**GIVEN PROBLEM:**
Gather every line from the entries below that includes "Pretax".

**SOURCE DATA:**
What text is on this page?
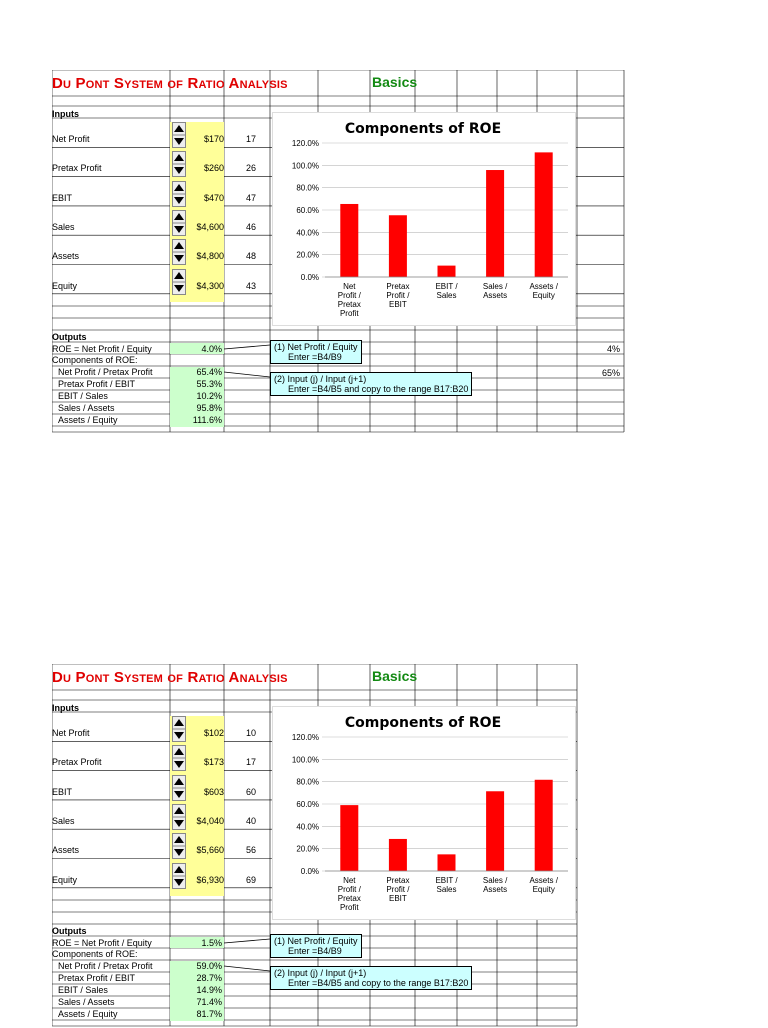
Du Pont System of Ratio Analysis	Basics
Inputs
Net Profit	$170	17
Pretax Profit	$260	26
EBIT	$470	47
Sales	$4,600	46
Assets	$4,800	48
Equity	$4,300	43
Outputs
ROE = Net Profit / Equity	4.0%
Components of ROE:
Net Profit / Pretax Profit	65.4%
Pretax Profit / EBIT	55.3%
EBIT / Sales	10.2%
Sales / Assets	95.8%
Assets / Equity	111.6%
4%
65%
(1) Net Profit / Equity
Enter =B4/B9
(2) Input (j) / Input (j+1)
Enter =B4/B5 and copy to the range B17:B20
Components of ROE
0.0%
20.0%
40.0%
60.0%
80.0%
100.0%
120.0%
Net
Profit /
Pretax
Profit
Pretax
Profit /
EBIT
EBIT /
Sales
Sales /
Assets
Assets /
Equity
Du Pont System of Ratio Analysis	Basics
Inputs
Net Profit	$102	10
Pretax Profit	$173	17
EBIT	$603	60
Sales	$4,040	40
Assets	$5,660	56
Equity	$6,930	69
Outputs
ROE = Net Profit / Equity	1.5%
Components of ROE:
Net Profit / Pretax Profit	59.0%
Pretax Profit / EBIT	28.7%
EBIT / Sales	14.9%
Sales / Assets	71.4%
Assets / Equity	81.7%
(1) Net Profit / Equity
Enter =B4/B9
(2) Input (j) / Input (j+1)
Enter =B4/B5 and copy to the range B17:B20
Components of ROE
0.0%
20.0%
40.0%
60.0%
80.0%
100.0%
120.0%
Net
Profit /
Pretax
Profit
Pretax
Profit /
EBIT
EBIT /
Sales
Sales /
Assets
Assets /
Equity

**THE RESULT:**
Pretax Profit	$260	26
Net Profit / Pretax Profit	65.4%
Pretax Profit / EBIT	55.3%
Pretax
Pretax
Pretax Profit	$173	17
Net Profit / Pretax Profit	59.0%
Pretax Profit / EBIT	28.7%
Pretax
Pretax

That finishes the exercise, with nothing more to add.